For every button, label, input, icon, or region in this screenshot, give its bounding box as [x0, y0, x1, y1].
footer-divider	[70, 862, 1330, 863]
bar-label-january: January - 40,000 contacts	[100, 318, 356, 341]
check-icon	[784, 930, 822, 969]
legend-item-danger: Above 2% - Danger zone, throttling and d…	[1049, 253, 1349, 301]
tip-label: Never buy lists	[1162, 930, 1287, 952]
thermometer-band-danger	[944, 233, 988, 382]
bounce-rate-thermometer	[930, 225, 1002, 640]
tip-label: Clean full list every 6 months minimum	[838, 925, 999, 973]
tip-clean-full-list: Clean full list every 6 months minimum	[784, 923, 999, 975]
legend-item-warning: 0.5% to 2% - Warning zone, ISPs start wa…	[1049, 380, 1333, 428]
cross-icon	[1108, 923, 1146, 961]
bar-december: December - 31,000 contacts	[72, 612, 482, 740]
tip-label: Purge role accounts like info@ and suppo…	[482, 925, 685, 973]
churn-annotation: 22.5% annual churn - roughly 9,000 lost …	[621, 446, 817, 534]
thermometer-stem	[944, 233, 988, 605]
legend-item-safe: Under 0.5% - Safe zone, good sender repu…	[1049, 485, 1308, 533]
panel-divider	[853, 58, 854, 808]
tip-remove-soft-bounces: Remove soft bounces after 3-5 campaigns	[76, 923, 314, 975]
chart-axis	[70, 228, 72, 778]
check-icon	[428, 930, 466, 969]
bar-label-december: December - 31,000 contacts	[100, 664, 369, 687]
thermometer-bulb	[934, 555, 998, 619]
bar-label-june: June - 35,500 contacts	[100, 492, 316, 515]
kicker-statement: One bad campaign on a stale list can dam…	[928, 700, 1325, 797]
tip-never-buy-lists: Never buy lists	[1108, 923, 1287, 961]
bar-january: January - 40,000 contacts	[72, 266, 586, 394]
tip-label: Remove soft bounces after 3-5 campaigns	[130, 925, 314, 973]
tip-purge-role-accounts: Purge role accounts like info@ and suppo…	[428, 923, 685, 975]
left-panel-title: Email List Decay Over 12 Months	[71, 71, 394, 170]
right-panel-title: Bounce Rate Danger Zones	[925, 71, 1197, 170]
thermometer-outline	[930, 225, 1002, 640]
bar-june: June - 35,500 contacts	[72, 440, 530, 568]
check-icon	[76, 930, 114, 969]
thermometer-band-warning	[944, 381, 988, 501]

Set task: Please repeat every entry above word for word, with no changes.

Solution for this problem:
For every button, label, input, icon, or region in this screenshot, give its bounding box as [x0, y0, x1, y1].
footer-divider	[70, 862, 1330, 863]
bar-label-january: January - 40,000 contacts	[100, 318, 356, 341]
check-icon	[784, 930, 822, 969]
legend-item-danger: Above 2% - Danger zone, throttling and d…	[1049, 253, 1349, 301]
tip-label: Never buy lists	[1162, 930, 1287, 952]
thermometer-band-danger	[944, 233, 988, 382]
bounce-rate-thermometer	[930, 225, 1002, 640]
tip-label: Clean full list every 6 months minimum	[838, 925, 999, 973]
tip-clean-full-list: Clean full list every 6 months minimum	[784, 923, 999, 975]
legend-item-warning: 0.5% to 2% - Warning zone, ISPs start wa…	[1049, 380, 1333, 428]
cross-icon	[1108, 923, 1146, 961]
bar-december: December - 31,000 contacts	[72, 612, 482, 740]
tip-label: Purge role accounts like info@ and suppo…	[482, 925, 685, 973]
churn-annotation: 22.5% annual churn - roughly 9,000 lost …	[621, 446, 817, 534]
thermometer-stem	[944, 233, 988, 605]
legend-item-safe: Under 0.5% - Safe zone, good sender repu…	[1049, 485, 1308, 533]
panel-divider	[853, 58, 854, 808]
tip-remove-soft-bounces: Remove soft bounces after 3-5 campaigns	[76, 923, 314, 975]
chart-axis	[70, 228, 72, 778]
check-icon	[428, 930, 466, 969]
bar-label-december: December - 31,000 contacts	[100, 664, 369, 687]
thermometer-bulb	[934, 555, 998, 619]
bar-label-june: June - 35,500 contacts	[100, 492, 316, 515]
kicker-statement: One bad campaign on a stale list can dam…	[928, 700, 1325, 797]
tip-never-buy-lists: Never buy lists	[1108, 923, 1287, 961]
bar-january: January - 40,000 contacts	[72, 266, 586, 394]
tip-label: Remove soft bounces after 3-5 campaigns	[130, 925, 314, 973]
tip-purge-role-accounts: Purge role accounts like info@ and suppo…	[428, 923, 685, 975]
left-panel-title: Email List Decay Over 12 Months	[71, 71, 394, 170]
right-panel-title: Bounce Rate Danger Zones	[925, 71, 1197, 170]
thermometer-outline	[930, 225, 1002, 640]
bar-june: June - 35,500 contacts	[72, 440, 530, 568]
check-icon	[76, 930, 114, 969]
thermometer-band-warning	[944, 381, 988, 501]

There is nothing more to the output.